## Task prompt
Transcribe the records that follow, preserving every word.

Figure record listings
<<<<

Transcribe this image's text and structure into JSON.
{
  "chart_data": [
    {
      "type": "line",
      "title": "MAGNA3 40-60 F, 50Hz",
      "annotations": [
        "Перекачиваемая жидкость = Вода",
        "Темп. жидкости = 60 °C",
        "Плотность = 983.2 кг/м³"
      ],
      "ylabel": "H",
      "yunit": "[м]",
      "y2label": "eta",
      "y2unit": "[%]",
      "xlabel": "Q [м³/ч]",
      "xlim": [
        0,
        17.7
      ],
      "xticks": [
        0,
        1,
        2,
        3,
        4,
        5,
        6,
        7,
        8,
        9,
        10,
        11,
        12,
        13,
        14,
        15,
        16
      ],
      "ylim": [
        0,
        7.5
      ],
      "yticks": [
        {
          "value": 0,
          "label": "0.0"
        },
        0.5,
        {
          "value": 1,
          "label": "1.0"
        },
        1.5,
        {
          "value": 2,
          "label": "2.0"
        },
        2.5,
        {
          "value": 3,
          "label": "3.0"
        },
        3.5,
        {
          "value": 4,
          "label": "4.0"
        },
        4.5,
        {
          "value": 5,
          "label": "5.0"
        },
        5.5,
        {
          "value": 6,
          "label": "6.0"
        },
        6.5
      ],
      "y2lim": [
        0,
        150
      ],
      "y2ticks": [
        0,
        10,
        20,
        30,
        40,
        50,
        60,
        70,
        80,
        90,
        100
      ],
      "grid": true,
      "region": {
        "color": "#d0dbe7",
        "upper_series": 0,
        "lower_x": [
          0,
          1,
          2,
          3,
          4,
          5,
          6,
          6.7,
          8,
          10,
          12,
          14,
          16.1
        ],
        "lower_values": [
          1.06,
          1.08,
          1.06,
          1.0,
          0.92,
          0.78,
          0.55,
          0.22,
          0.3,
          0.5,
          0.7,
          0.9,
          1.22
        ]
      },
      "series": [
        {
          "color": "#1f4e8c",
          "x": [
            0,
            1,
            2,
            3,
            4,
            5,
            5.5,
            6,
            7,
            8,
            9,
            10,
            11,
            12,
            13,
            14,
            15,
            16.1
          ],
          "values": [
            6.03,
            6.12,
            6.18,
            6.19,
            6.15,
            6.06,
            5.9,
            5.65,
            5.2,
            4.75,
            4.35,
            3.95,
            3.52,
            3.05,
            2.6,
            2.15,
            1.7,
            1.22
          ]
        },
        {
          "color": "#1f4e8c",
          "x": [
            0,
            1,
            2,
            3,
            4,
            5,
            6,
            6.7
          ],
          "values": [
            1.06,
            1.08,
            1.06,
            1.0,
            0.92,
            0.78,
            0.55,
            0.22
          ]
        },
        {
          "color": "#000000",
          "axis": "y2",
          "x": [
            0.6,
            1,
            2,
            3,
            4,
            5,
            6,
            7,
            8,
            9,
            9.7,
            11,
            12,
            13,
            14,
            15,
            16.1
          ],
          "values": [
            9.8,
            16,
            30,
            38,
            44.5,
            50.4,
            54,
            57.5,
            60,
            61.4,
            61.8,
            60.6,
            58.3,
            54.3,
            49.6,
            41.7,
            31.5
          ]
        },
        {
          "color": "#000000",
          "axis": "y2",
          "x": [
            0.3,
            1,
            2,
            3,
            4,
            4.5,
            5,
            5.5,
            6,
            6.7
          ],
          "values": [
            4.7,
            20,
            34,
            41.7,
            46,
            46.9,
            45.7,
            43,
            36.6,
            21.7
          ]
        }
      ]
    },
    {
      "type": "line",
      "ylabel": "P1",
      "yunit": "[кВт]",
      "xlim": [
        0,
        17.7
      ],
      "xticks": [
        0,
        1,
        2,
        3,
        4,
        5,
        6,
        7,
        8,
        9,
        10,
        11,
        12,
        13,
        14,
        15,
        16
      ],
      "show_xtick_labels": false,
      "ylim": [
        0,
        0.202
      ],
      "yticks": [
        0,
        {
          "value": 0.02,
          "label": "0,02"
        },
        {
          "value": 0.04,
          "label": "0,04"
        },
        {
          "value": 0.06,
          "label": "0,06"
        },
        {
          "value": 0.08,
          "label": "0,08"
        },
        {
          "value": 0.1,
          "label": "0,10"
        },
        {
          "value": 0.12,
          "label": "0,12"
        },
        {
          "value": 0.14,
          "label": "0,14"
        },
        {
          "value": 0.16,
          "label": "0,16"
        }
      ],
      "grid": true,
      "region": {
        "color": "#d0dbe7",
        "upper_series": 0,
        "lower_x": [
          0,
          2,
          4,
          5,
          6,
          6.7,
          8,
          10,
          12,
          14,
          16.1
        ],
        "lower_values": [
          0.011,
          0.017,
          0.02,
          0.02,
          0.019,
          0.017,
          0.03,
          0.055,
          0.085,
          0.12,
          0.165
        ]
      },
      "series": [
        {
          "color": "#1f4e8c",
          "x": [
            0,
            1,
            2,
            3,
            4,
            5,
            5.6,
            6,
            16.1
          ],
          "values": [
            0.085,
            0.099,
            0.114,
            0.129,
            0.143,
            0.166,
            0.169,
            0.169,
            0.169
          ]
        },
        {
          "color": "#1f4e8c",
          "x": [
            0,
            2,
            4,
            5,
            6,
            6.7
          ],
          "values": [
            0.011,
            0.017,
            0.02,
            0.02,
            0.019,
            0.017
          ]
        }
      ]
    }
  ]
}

>>>>

## Full answer
Transcribe this image's text and structure into JSON.
{
  "chart_data": [
    {
      "type": "line",
      "title": "MAGNA3 40-60 F, 50Hz",
      "annotations": [
        "Перекачиваемая жидкость = Вода",
        "Темп. жидкости = 60 °C",
        "Плотность = 983.2 кг/м³"
      ],
      "ylabel": "H",
      "yunit": "[м]",
      "y2label": "eta",
      "y2unit": "[%]",
      "xlabel": "Q [м³/ч]",
      "xlim": [
        0,
        17.7
      ],
      "xticks": [
        0,
        1,
        2,
        3,
        4,
        5,
        6,
        7,
        8,
        9,
        10,
        11,
        12,
        13,
        14,
        15,
        16
      ],
      "ylim": [
        0,
        7.5
      ],
      "yticks": [
        {
          "value": 0,
          "label": "0.0"
        },
        0.5,
        {
          "value": 1,
          "label": "1.0"
        },
        1.5,
        {
          "value": 2,
          "label": "2.0"
        },
        2.5,
        {
          "value": 3,
          "label": "3.0"
        },
        3.5,
        {
          "value": 4,
          "label": "4.0"
        },
        4.5,
        {
          "value": 5,
          "label": "5.0"
        },
        5.5,
        {
          "value": 6,
          "label": "6.0"
        },
        6.5
      ],
      "y2lim": [
        0,
        150
      ],
      "y2ticks": [
        0,
        10,
        20,
        30,
        40,
        50,
        60,
        70,
        80,
        90,
        100
      ],
      "grid": true,
      "region": {
        "color": "#d0dbe7",
        "upper_series": 0,
        "lower_x": [
          0,
          1,
          2,
          3,
          4,
          5,
          6,
          6.7,
          8,
          10,
          12,
          14,
          16.1
        ],
        "lower_values": [
          1.06,
          1.08,
          1.06,
          1.0,
          0.92,
          0.78,
          0.55,
          0.22,
          0.3,
          0.5,
          0.7,
          0.9,
          1.22
        ]
      },
      "series": [
        {
          "color": "#1f4e8c",
          "x": [
            0,
            1,
            2,
            3,
            4,
            5,
            5.5,
            6,
            7,
            8,
            9,
            10,
            11,
            12,
            13,
            14,
            15,
            16.1
          ],
          "values": [
            6.03,
            6.12,
            6.18,
            6.19,
            6.15,
            6.06,
            5.9,
            5.65,
            5.2,
            4.75,
            4.35,
            3.95,
            3.52,
            3.05,
            2.6,
            2.15,
            1.7,
            1.22
          ]
        },
        {
          "color": "#1f4e8c",
          "x": [
            0,
            1,
            2,
            3,
            4,
            5,
            6,
            6.7
          ],
          "values": [
            1.06,
            1.08,
            1.06,
            1.0,
            0.92,
            0.78,
            0.55,
            0.22
          ]
        },
        {
          "color": "#000000",
          "axis": "y2",
          "x": [
            0.6,
            1,
            2,
            3,
            4,
            5,
            6,
            7,
            8,
            9,
            9.7,
            11,
            12,
            13,
            14,
            15,
            16.1
          ],
          "values": [
            9.8,
            16,
            30,
            38,
            44.5,
            50.4,
            54,
            57.5,
            60,
            61.4,
            61.8,
            60.6,
            58.3,
            54.3,
            49.6,
            41.7,
            31.5
          ]
        },
        {
          "color": "#000000",
          "axis": "y2",
          "x": [
            0.3,
            1,
            2,
            3,
            4,
            4.5,
            5,
            5.5,
            6,
            6.7
          ],
          "values": [
            4.7,
            20,
            34,
            41.7,
            46,
            46.9,
            45.7,
            43,
            36.6,
            21.7
          ]
        }
      ]
    },
    {
      "type": "line",
      "ylabel": "P1",
      "yunit": "[кВт]",
      "xlim": [
        0,
        17.7
      ],
      "xticks": [
        0,
        1,
        2,
        3,
        4,
        5,
        6,
        7,
        8,
        9,
        10,
        11,
        12,
        13,
        14,
        15,
        16
      ],
      "show_xtick_labels": false,
      "ylim": [
        0,
        0.202
      ],
      "yticks": [
        0,
        {
          "value": 0.02,
          "label": "0,02"
        },
        {
          "value": 0.04,
          "label": "0,04"
        },
        {
          "value": 0.06,
          "label": "0,06"
        },
        {
          "value": 0.08,
          "label": "0,08"
        },
        {
          "value": 0.1,
          "label": "0,10"
        },
        {
          "value": 0.12,
          "label": "0,12"
        },
        {
          "value": 0.14,
          "label": "0,14"
        },
        {
          "value": 0.16,
          "label": "0,16"
        }
      ],
      "grid": true,
      "region": {
        "color": "#d0dbe7",
        "upper_series": 0,
        "lower_x": [
          0,
          2,
          4,
          5,
          6,
          6.7,
          8,
          10,
          12,
          14,
          16.1
        ],
        "lower_values": [
          0.011,
          0.017,
          0.02,
          0.02,
          0.019,
          0.017,
          0.03,
          0.055,
          0.085,
          0.12,
          0.165
        ]
      },
      "series": [
        {
          "color": "#1f4e8c",
          "x": [
            0,
            1,
            2,
            3,
            4,
            5,
            5.6,
            6,
            16.1
          ],
          "values": [
            0.085,
            0.099,
            0.114,
            0.129,
            0.143,
            0.166,
            0.169,
            0.169,
            0.169
          ]
        },
        {
          "color": "#1f4e8c",
          "x": [
            0,
            2,
            4,
            5,
            6,
            6.7
          ],
          "values": [
            0.011,
            0.017,
            0.02,
            0.02,
            0.019,
            0.017
          ]
        }
      ]
    }
  ]
}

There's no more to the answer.